#### Exercise requirements:
Extract each line of the data below that contains the string "header". Uppercase and lowercase letters count as different.

#### Supplied material:
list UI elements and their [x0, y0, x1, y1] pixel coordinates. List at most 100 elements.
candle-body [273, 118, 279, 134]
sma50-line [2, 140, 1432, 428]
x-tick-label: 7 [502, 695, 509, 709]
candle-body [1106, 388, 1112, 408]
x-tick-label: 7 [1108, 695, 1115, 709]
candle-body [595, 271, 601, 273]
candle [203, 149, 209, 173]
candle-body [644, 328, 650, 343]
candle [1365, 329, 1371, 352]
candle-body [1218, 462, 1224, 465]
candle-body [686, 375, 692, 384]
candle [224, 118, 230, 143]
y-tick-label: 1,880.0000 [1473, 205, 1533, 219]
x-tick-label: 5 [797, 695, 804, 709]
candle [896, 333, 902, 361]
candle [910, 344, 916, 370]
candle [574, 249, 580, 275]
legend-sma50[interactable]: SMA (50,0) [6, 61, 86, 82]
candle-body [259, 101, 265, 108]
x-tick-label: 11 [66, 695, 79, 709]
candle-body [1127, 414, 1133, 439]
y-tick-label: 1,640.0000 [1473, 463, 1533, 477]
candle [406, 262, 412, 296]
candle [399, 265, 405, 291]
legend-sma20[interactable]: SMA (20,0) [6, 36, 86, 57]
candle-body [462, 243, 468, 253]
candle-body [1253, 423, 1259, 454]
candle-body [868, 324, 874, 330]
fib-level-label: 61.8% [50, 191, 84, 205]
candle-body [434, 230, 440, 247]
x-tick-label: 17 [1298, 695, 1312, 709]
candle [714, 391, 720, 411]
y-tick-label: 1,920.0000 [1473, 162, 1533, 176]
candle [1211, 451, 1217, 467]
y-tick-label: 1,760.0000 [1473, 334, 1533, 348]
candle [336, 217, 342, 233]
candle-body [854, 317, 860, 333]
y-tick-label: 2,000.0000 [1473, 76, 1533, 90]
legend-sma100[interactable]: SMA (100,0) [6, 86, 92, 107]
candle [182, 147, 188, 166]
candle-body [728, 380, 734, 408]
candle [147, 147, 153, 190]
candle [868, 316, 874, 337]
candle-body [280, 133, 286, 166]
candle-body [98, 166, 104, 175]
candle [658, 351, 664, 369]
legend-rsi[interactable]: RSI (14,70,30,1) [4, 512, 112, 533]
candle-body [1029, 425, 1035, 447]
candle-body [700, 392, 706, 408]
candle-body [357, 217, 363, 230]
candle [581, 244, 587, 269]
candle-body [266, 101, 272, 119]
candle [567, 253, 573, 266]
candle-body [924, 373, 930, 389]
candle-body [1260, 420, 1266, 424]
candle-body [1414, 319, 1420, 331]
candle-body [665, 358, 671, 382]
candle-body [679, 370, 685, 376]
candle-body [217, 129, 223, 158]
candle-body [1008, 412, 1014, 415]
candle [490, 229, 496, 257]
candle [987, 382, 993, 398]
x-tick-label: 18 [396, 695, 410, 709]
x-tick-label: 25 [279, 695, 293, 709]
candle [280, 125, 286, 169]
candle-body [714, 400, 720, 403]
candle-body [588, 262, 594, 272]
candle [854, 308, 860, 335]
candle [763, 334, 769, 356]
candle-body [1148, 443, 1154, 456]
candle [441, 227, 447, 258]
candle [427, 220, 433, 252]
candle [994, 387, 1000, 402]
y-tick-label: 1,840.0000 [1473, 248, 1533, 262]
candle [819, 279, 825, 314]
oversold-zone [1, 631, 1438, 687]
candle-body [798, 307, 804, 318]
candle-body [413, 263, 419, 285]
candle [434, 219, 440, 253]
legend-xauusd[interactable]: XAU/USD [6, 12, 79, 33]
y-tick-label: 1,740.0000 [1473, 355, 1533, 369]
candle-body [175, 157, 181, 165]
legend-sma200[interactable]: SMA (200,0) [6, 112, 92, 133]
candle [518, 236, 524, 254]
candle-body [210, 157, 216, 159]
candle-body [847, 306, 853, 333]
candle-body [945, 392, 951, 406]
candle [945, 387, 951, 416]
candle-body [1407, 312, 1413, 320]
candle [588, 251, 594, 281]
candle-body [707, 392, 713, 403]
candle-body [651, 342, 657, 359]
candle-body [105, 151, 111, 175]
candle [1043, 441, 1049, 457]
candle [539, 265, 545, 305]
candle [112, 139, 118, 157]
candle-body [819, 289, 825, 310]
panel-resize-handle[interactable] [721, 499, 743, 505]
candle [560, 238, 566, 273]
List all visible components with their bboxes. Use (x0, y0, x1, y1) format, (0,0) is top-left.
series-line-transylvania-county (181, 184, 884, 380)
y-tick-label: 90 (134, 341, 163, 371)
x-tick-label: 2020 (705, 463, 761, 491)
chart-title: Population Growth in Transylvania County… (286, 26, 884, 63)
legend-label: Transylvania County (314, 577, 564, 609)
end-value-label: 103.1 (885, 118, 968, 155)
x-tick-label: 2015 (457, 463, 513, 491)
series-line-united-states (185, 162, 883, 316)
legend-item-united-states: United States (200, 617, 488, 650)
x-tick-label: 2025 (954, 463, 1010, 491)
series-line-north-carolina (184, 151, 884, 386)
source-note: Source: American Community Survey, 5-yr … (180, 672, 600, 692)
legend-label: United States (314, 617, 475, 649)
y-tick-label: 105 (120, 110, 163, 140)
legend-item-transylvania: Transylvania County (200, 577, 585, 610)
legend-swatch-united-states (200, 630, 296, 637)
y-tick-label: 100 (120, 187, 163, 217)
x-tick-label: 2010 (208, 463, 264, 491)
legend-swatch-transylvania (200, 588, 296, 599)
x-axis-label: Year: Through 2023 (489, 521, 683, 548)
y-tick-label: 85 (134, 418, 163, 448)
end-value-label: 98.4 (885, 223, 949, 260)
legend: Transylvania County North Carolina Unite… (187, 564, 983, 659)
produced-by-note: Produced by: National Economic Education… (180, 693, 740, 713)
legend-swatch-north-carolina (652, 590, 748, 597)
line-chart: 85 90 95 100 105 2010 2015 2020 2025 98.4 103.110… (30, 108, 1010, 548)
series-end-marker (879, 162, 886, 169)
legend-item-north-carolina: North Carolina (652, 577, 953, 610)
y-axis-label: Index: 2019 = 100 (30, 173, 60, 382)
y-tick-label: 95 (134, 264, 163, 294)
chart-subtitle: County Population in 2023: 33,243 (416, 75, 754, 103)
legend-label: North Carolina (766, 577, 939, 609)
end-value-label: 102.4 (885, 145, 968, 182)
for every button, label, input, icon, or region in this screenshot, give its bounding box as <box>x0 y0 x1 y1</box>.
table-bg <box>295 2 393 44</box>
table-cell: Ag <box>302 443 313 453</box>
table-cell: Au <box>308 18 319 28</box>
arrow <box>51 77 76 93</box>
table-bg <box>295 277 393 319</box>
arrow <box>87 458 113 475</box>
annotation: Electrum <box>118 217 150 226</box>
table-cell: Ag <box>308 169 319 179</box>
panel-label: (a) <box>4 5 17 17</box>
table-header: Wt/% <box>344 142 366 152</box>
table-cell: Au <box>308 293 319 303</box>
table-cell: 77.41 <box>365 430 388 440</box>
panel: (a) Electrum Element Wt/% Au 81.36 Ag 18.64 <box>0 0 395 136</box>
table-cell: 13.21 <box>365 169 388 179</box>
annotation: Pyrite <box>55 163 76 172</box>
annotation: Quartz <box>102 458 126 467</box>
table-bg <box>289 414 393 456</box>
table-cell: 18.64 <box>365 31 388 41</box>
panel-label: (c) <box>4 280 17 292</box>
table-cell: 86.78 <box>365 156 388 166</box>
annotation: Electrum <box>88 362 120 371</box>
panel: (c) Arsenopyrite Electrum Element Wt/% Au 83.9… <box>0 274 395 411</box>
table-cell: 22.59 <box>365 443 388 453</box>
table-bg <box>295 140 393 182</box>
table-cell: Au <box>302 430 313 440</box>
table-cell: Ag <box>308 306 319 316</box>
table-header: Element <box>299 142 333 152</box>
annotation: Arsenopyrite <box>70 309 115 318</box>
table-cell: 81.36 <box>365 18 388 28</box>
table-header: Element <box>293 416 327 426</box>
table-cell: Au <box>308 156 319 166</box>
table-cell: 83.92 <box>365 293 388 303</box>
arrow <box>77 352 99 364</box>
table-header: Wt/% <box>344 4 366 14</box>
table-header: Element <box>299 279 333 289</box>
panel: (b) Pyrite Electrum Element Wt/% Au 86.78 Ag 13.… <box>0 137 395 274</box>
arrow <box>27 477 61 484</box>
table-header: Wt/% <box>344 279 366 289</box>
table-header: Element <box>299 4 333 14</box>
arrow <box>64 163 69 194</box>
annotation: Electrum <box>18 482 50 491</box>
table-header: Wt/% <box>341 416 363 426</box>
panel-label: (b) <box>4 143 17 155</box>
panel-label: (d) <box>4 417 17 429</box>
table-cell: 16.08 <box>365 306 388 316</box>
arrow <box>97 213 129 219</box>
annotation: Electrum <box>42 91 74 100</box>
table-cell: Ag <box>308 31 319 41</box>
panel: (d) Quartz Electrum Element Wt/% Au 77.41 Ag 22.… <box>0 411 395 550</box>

#### Task result:
table-header: Wt/% <box>344 142 366 152</box>
table-header: Element <box>299 142 333 152</box>
table-header: Element <box>293 416 327 426</box>
table-header: Wt/% <box>344 4 366 14</box>
table-header: Element <box>299 279 333 289</box>
table-header: Wt/% <box>344 279 366 289</box>
table-header: Element <box>299 4 333 14</box>
table-header: Wt/% <box>341 416 363 426</box>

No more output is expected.